>> Start Material for this task
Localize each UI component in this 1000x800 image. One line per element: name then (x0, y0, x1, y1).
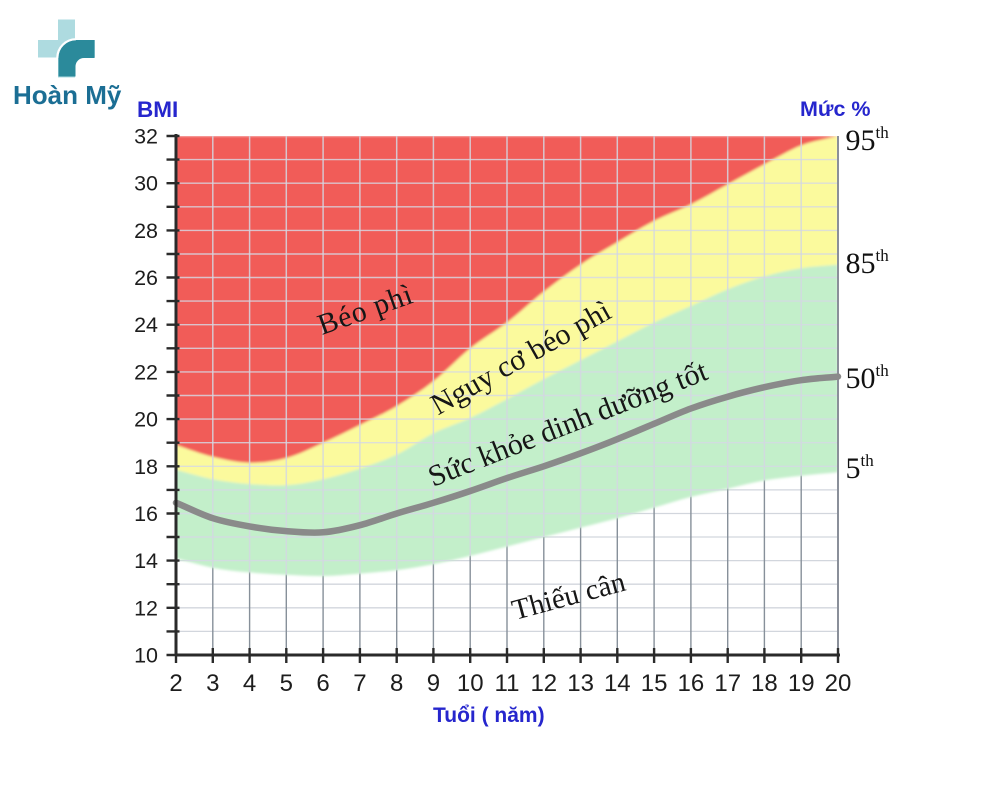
svg-text:7: 7 (353, 670, 366, 697)
svg-text:24: 24 (134, 313, 158, 337)
svg-text:26: 26 (134, 266, 158, 290)
svg-text:12: 12 (530, 670, 557, 697)
svg-text:3: 3 (206, 670, 219, 697)
svg-text:16: 16 (678, 670, 705, 697)
svg-text:6: 6 (316, 670, 329, 697)
svg-text:32: 32 (134, 125, 158, 149)
svg-text:50th: 50th (846, 361, 890, 395)
svg-text:5th: 5th (846, 451, 875, 485)
svg-text:11: 11 (495, 670, 520, 697)
svg-text:Mức %: Mức % (800, 97, 871, 121)
svg-text:5: 5 (280, 670, 293, 697)
svg-text:30: 30 (134, 172, 158, 196)
svg-text:Tuổi ( năm): Tuổi ( năm) (433, 704, 545, 727)
svg-text:14: 14 (604, 670, 631, 697)
svg-text:17: 17 (714, 670, 741, 697)
svg-text:22: 22 (134, 360, 158, 384)
svg-text:2: 2 (169, 670, 182, 697)
svg-text:15: 15 (641, 670, 668, 697)
svg-text:Hoàn Mỹ: Hoàn Mỹ (13, 80, 122, 110)
svg-text:13: 13 (567, 670, 594, 697)
svg-text:10: 10 (134, 644, 158, 668)
svg-text:14: 14 (134, 549, 158, 573)
svg-text:16: 16 (134, 502, 158, 526)
svg-text:10: 10 (457, 670, 484, 697)
svg-text:18: 18 (134, 455, 158, 479)
svg-text:20: 20 (134, 408, 158, 432)
svg-text:18: 18 (751, 670, 778, 697)
svg-text:BMI: BMI (137, 97, 178, 122)
svg-text:12: 12 (134, 596, 158, 620)
svg-text:9: 9 (427, 670, 440, 697)
svg-text:28: 28 (134, 219, 158, 243)
svg-text:8: 8 (390, 670, 403, 697)
svg-text:4: 4 (243, 670, 256, 697)
svg-text:20: 20 (825, 670, 852, 697)
svg-text:19: 19 (788, 670, 815, 697)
>> End Material for this task
**Objective**
Rewrite all of the lines above, replacing every instance of "svg-text" with "chart-label" and leaving everything else unchanged. Leave the pictures out of the answer.

**Right answer**
Localize each UI component in this 1000x800 image. One line per element: name then (x0, y0, x1, y1).
chart-label:7: 7 (353, 670, 366, 697)
chart-label:24: 24 (134, 313, 158, 337)
chart-label:26: 26 (134, 266, 158, 290)
chart-label:12: 12 (530, 670, 557, 697)
chart-label:3: 3 (206, 670, 219, 697)
chart-label:16: 16 (678, 670, 705, 697)
chart-label:6: 6 (316, 670, 329, 697)
chart-label:32: 32 (134, 125, 158, 149)
chart-label:50th: 50th (846, 361, 890, 395)
chart-label:5th: 5th (846, 451, 875, 485)
chart-label:11: 11 (495, 670, 520, 697)
chart-label:Mức %: Mức % (800, 97, 871, 121)
chart-label:5: 5 (280, 670, 293, 697)
chart-label:30: 30 (134, 172, 158, 196)
chart-label:Tuổi ( năm): Tuổi ( năm) (433, 704, 545, 727)
chart-label:14: 14 (604, 670, 631, 697)
chart-label:17: 17 (714, 670, 741, 697)
chart-label:22: 22 (134, 360, 158, 384)
chart-label:2: 2 (169, 670, 182, 697)
chart-label:15: 15 (641, 670, 668, 697)
chart-label:Hoàn Mỹ: Hoàn Mỹ (13, 80, 122, 110)
chart-label:13: 13 (567, 670, 594, 697)
chart-label:10: 10 (134, 644, 158, 668)
chart-label:14: 14 (134, 549, 158, 573)
chart-label:16: 16 (134, 502, 158, 526)
chart-label:10: 10 (457, 670, 484, 697)
chart-label:18: 18 (134, 455, 158, 479)
chart-label:20: 20 (134, 408, 158, 432)
chart-label:18: 18 (751, 670, 778, 697)
chart-label:BMI: BMI (137, 97, 178, 122)
chart-label:12: 12 (134, 596, 158, 620)
chart-label:9: 9 (427, 670, 440, 697)
chart-label:28: 28 (134, 219, 158, 243)
chart-label:8: 8 (390, 670, 403, 697)
chart-label:4: 4 (243, 670, 256, 697)
chart-label:20: 20 (825, 670, 852, 697)
chart-label:19: 19 (788, 670, 815, 697)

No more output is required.